*WHAT THIS TASK INVOLVES*. Repeat each line exactly as it is written.

*SUPPLIED MATERIAL*.
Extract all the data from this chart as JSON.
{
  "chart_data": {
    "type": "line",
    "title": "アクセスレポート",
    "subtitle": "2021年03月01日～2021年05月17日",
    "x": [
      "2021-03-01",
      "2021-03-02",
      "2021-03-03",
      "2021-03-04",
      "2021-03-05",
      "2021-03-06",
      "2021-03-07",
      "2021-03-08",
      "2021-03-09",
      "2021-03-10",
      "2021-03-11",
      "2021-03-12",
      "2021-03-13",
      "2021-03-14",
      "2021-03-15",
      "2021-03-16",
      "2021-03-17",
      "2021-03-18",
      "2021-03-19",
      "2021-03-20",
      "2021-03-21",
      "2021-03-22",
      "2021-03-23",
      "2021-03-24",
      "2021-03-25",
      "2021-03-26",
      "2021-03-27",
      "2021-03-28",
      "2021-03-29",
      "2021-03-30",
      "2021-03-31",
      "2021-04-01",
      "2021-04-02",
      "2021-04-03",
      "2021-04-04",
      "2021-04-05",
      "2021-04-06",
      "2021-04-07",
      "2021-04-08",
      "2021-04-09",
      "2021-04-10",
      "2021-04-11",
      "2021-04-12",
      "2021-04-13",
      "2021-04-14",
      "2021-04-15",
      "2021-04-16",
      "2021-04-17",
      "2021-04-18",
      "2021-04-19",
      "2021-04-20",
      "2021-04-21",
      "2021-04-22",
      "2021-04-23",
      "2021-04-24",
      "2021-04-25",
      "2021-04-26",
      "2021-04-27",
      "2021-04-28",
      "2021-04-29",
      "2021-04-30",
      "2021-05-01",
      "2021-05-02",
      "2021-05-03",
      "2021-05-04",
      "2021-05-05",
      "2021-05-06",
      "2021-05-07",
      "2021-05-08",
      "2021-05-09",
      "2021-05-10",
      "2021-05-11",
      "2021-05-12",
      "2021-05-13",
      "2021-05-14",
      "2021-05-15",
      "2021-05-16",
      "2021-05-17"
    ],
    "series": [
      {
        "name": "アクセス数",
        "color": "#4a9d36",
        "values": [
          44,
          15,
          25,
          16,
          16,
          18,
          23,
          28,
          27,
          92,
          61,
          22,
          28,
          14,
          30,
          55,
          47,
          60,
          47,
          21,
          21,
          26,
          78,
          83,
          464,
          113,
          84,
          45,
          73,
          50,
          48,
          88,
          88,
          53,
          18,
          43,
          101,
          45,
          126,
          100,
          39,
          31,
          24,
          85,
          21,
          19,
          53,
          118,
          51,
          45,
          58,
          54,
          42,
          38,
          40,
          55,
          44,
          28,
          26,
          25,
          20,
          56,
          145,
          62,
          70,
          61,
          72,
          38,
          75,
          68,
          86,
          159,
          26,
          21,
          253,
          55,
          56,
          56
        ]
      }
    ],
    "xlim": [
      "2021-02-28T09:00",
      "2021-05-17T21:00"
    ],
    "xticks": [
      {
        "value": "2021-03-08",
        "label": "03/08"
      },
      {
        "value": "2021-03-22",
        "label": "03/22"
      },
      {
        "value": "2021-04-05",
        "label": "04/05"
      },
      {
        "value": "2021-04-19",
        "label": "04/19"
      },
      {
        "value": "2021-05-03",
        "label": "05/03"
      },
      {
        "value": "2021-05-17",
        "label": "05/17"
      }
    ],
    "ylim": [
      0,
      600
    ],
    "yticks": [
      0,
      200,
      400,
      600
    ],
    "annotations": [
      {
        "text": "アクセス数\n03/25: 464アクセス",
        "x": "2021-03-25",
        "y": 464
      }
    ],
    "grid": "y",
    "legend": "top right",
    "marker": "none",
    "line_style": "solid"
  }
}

*OUTPUT*.
Extract all the data from this chart as JSON.
{
  "chart_data": {
    "type": "line",
    "title": "アクセスレポート",
    "subtitle": "2021年03月01日～2021年05月17日",
    "x": [
      "2021-03-01",
      "2021-03-02",
      "2021-03-03",
      "2021-03-04",
      "2021-03-05",
      "2021-03-06",
      "2021-03-07",
      "2021-03-08",
      "2021-03-09",
      "2021-03-10",
      "2021-03-11",
      "2021-03-12",
      "2021-03-13",
      "2021-03-14",
      "2021-03-15",
      "2021-03-16",
      "2021-03-17",
      "2021-03-18",
      "2021-03-19",
      "2021-03-20",
      "2021-03-21",
      "2021-03-22",
      "2021-03-23",
      "2021-03-24",
      "2021-03-25",
      "2021-03-26",
      "2021-03-27",
      "2021-03-28",
      "2021-03-29",
      "2021-03-30",
      "2021-03-31",
      "2021-04-01",
      "2021-04-02",
      "2021-04-03",
      "2021-04-04",
      "2021-04-05",
      "2021-04-06",
      "2021-04-07",
      "2021-04-08",
      "2021-04-09",
      "2021-04-10",
      "2021-04-11",
      "2021-04-12",
      "2021-04-13",
      "2021-04-14",
      "2021-04-15",
      "2021-04-16",
      "2021-04-17",
      "2021-04-18",
      "2021-04-19",
      "2021-04-20",
      "2021-04-21",
      "2021-04-22",
      "2021-04-23",
      "2021-04-24",
      "2021-04-25",
      "2021-04-26",
      "2021-04-27",
      "2021-04-28",
      "2021-04-29",
      "2021-04-30",
      "2021-05-01",
      "2021-05-02",
      "2021-05-03",
      "2021-05-04",
      "2021-05-05",
      "2021-05-06",
      "2021-05-07",
      "2021-05-08",
      "2021-05-09",
      "2021-05-10",
      "2021-05-11",
      "2021-05-12",
      "2021-05-13",
      "2021-05-14",
      "2021-05-15",
      "2021-05-16",
      "2021-05-17"
    ],
    "series": [
      {
        "name": "アクセス数",
        "color": "#4a9d36",
        "values": [
          44,
          15,
          25,
          16,
          16,
          18,
          23,
          28,
          27,
          92,
          61,
          22,
          28,
          14,
          30,
          55,
          47,
          60,
          47,
          21,
          21,
          26,
          78,
          83,
          464,
          113,
          84,
          45,
          73,
          50,
          48,
          88,
          88,
          53,
          18,
          43,
          101,
          45,
          126,
          100,
          39,
          31,
          24,
          85,
          21,
          19,
          53,
          118,
          51,
          45,
          58,
          54,
          42,
          38,
          40,
          55,
          44,
          28,
          26,
          25,
          20,
          56,
          145,
          62,
          70,
          61,
          72,
          38,
          75,
          68,
          86,
          159,
          26,
          21,
          253,
          55,
          56,
          56
        ]
      }
    ],
    "xlim": [
      "2021-02-28T09:00",
      "2021-05-17T21:00"
    ],
    "xticks": [
      {
        "value": "2021-03-08",
        "label": "03/08"
      },
      {
        "value": "2021-03-22",
        "label": "03/22"
      },
      {
        "value": "2021-04-05",
        "label": "04/05"
      },
      {
        "value": "2021-04-19",
        "label": "04/19"
      },
      {
        "value": "2021-05-03",
        "label": "05/03"
      },
      {
        "value": "2021-05-17",
        "label": "05/17"
      }
    ],
    "ylim": [
      0,
      600
    ],
    "yticks": [
      0,
      200,
      400,
      600
    ],
    "annotations": [
      {
        "text": "アクセス数\n03/25: 464アクセス",
        "x": "2021-03-25",
        "y": 464
      }
    ],
    "grid": "y",
    "legend": "top right",
    "marker": "none",
    "line_style": "solid"
  }
}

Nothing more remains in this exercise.